SET PROBLEM → Restate the entries below verbatim.

DATASET RECORDS →
________________________

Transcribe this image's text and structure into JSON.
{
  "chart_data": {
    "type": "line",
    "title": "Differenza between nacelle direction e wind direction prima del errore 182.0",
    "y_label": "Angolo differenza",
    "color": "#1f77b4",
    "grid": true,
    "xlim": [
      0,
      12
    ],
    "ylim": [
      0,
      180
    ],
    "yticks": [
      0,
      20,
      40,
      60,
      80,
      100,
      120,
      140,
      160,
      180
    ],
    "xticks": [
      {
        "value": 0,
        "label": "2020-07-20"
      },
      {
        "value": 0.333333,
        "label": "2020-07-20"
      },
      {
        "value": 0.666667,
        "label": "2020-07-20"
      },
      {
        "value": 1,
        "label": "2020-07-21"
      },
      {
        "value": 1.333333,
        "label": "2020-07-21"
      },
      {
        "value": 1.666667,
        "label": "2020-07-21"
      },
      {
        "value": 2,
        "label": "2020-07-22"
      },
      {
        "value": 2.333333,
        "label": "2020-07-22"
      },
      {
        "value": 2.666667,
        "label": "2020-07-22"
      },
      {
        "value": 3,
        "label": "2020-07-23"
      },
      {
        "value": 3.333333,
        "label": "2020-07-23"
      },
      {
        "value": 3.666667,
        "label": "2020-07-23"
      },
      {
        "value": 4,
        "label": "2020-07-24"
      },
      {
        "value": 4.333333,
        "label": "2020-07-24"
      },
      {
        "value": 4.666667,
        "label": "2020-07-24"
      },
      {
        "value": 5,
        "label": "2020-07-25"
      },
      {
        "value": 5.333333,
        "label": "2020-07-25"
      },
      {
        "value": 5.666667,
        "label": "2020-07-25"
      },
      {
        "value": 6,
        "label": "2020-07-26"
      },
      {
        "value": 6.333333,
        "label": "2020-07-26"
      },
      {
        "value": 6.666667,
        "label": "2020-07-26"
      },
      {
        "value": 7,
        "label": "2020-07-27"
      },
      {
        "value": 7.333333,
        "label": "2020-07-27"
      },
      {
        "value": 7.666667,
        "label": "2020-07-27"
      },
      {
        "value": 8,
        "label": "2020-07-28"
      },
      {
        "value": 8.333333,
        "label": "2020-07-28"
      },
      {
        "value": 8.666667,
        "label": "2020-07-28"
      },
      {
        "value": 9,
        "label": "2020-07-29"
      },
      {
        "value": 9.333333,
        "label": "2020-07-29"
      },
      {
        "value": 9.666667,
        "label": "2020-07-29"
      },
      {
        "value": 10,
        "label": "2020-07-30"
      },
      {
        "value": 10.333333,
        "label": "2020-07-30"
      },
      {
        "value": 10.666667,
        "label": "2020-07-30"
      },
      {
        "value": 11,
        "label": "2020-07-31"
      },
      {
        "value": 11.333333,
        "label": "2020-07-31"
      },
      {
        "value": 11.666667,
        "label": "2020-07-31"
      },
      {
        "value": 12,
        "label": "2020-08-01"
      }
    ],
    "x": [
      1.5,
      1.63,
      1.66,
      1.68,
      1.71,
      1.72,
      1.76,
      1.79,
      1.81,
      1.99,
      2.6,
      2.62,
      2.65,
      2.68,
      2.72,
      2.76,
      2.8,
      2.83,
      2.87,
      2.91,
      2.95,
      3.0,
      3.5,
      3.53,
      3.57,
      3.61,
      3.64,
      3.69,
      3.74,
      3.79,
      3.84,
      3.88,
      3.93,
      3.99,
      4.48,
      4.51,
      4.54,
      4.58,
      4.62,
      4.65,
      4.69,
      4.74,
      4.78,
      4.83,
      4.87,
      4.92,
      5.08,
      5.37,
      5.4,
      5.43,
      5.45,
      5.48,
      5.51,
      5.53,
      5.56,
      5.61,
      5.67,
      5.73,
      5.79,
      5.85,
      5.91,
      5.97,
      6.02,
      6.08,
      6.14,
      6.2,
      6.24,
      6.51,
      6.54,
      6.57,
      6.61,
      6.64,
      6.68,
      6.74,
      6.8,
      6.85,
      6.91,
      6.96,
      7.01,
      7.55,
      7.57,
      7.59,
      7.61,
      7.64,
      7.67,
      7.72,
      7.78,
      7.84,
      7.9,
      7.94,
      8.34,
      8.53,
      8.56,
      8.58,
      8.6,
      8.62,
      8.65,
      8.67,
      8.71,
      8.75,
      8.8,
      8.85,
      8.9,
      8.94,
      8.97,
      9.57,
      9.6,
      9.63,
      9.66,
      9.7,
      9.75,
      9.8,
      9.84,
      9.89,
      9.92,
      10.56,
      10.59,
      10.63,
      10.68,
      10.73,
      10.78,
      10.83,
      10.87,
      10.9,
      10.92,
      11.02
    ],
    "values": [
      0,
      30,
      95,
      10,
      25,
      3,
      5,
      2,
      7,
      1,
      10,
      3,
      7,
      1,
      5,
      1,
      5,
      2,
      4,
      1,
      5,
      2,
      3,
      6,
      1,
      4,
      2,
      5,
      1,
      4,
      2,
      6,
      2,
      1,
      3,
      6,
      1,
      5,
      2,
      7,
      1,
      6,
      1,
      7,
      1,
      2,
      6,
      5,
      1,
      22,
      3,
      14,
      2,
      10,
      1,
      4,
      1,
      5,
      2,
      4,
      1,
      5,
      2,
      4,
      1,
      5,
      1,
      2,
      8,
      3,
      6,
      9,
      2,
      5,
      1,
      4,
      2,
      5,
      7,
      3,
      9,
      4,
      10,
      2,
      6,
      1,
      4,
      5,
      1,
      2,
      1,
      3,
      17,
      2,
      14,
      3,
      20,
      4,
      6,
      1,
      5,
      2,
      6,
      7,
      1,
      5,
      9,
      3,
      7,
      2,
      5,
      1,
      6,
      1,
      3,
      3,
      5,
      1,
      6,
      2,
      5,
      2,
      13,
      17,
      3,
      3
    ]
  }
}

________________________

FINAL RESULT →
Transcribe this image's text and structure into JSON.
{
  "chart_data": {
    "type": "line",
    "title": "Differenza between nacelle direction e wind direction prima del errore 182.0",
    "y_label": "Angolo differenza",
    "color": "#1f77b4",
    "grid": true,
    "xlim": [
      0,
      12
    ],
    "ylim": [
      0,
      180
    ],
    "yticks": [
      0,
      20,
      40,
      60,
      80,
      100,
      120,
      140,
      160,
      180
    ],
    "xticks": [
      {
        "value": 0,
        "label": "2020-07-20"
      },
      {
        "value": 0.333333,
        "label": "2020-07-20"
      },
      {
        "value": 0.666667,
        "label": "2020-07-20"
      },
      {
        "value": 1,
        "label": "2020-07-21"
      },
      {
        "value": 1.333333,
        "label": "2020-07-21"
      },
      {
        "value": 1.666667,
        "label": "2020-07-21"
      },
      {
        "value": 2,
        "label": "2020-07-22"
      },
      {
        "value": 2.333333,
        "label": "2020-07-22"
      },
      {
        "value": 2.666667,
        "label": "2020-07-22"
      },
      {
        "value": 3,
        "label": "2020-07-23"
      },
      {
        "value": 3.333333,
        "label": "2020-07-23"
      },
      {
        "value": 3.666667,
        "label": "2020-07-23"
      },
      {
        "value": 4,
        "label": "2020-07-24"
      },
      {
        "value": 4.333333,
        "label": "2020-07-24"
      },
      {
        "value": 4.666667,
        "label": "2020-07-24"
      },
      {
        "value": 5,
        "label": "2020-07-25"
      },
      {
        "value": 5.333333,
        "label": "2020-07-25"
      },
      {
        "value": 5.666667,
        "label": "2020-07-25"
      },
      {
        "value": 6,
        "label": "2020-07-26"
      },
      {
        "value": 6.333333,
        "label": "2020-07-26"
      },
      {
        "value": 6.666667,
        "label": "2020-07-26"
      },
      {
        "value": 7,
        "label": "2020-07-27"
      },
      {
        "value": 7.333333,
        "label": "2020-07-27"
      },
      {
        "value": 7.666667,
        "label": "2020-07-27"
      },
      {
        "value": 8,
        "label": "2020-07-28"
      },
      {
        "value": 8.333333,
        "label": "2020-07-28"
      },
      {
        "value": 8.666667,
        "label": "2020-07-28"
      },
      {
        "value": 9,
        "label": "2020-07-29"
      },
      {
        "value": 9.333333,
        "label": "2020-07-29"
      },
      {
        "value": 9.666667,
        "label": "2020-07-29"
      },
      {
        "value": 10,
        "label": "2020-07-30"
      },
      {
        "value": 10.333333,
        "label": "2020-07-30"
      },
      {
        "value": 10.666667,
        "label": "2020-07-30"
      },
      {
        "value": 11,
        "label": "2020-07-31"
      },
      {
        "value": 11.333333,
        "label": "2020-07-31"
      },
      {
        "value": 11.666667,
        "label": "2020-07-31"
      },
      {
        "value": 12,
        "label": "2020-08-01"
      }
    ],
    "x": [
      1.5,
      1.63,
      1.66,
      1.68,
      1.71,
      1.72,
      1.76,
      1.79,
      1.81,
      1.99,
      2.6,
      2.62,
      2.65,
      2.68,
      2.72,
      2.76,
      2.8,
      2.83,
      2.87,
      2.91,
      2.95,
      3.0,
      3.5,
      3.53,
      3.57,
      3.61,
      3.64,
      3.69,
      3.74,
      3.79,
      3.84,
      3.88,
      3.93,
      3.99,
      4.48,
      4.51,
      4.54,
      4.58,
      4.62,
      4.65,
      4.69,
      4.74,
      4.78,
      4.83,
      4.87,
      4.92,
      5.08,
      5.37,
      5.4,
      5.43,
      5.45,
      5.48,
      5.51,
      5.53,
      5.56,
      5.61,
      5.67,
      5.73,
      5.79,
      5.85,
      5.91,
      5.97,
      6.02,
      6.08,
      6.14,
      6.2,
      6.24,
      6.51,
      6.54,
      6.57,
      6.61,
      6.64,
      6.68,
      6.74,
      6.8,
      6.85,
      6.91,
      6.96,
      7.01,
      7.55,
      7.57,
      7.59,
      7.61,
      7.64,
      7.67,
      7.72,
      7.78,
      7.84,
      7.9,
      7.94,
      8.34,
      8.53,
      8.56,
      8.58,
      8.6,
      8.62,
      8.65,
      8.67,
      8.71,
      8.75,
      8.8,
      8.85,
      8.9,
      8.94,
      8.97,
      9.57,
      9.6,
      9.63,
      9.66,
      9.7,
      9.75,
      9.8,
      9.84,
      9.89,
      9.92,
      10.56,
      10.59,
      10.63,
      10.68,
      10.73,
      10.78,
      10.83,
      10.87,
      10.9,
      10.92,
      11.02
    ],
    "values": [
      0,
      30,
      95,
      10,
      25,
      3,
      5,
      2,
      7,
      1,
      10,
      3,
      7,
      1,
      5,
      1,
      5,
      2,
      4,
      1,
      5,
      2,
      3,
      6,
      1,
      4,
      2,
      5,
      1,
      4,
      2,
      6,
      2,
      1,
      3,
      6,
      1,
      5,
      2,
      7,
      1,
      6,
      1,
      7,
      1,
      2,
      6,
      5,
      1,
      22,
      3,
      14,
      2,
      10,
      1,
      4,
      1,
      5,
      2,
      4,
      1,
      5,
      2,
      4,
      1,
      5,
      1,
      2,
      8,
      3,
      6,
      9,
      2,
      5,
      1,
      4,
      2,
      5,
      7,
      3,
      9,
      4,
      10,
      2,
      6,
      1,
      4,
      5,
      1,
      2,
      1,
      3,
      17,
      2,
      14,
      3,
      20,
      4,
      6,
      1,
      5,
      2,
      6,
      7,
      1,
      5,
      9,
      3,
      7,
      2,
      5,
      1,
      6,
      1,
      3,
      3,
      5,
      1,
      6,
      2,
      5,
      2,
      13,
      17,
      3,
      3
    ]
  }
}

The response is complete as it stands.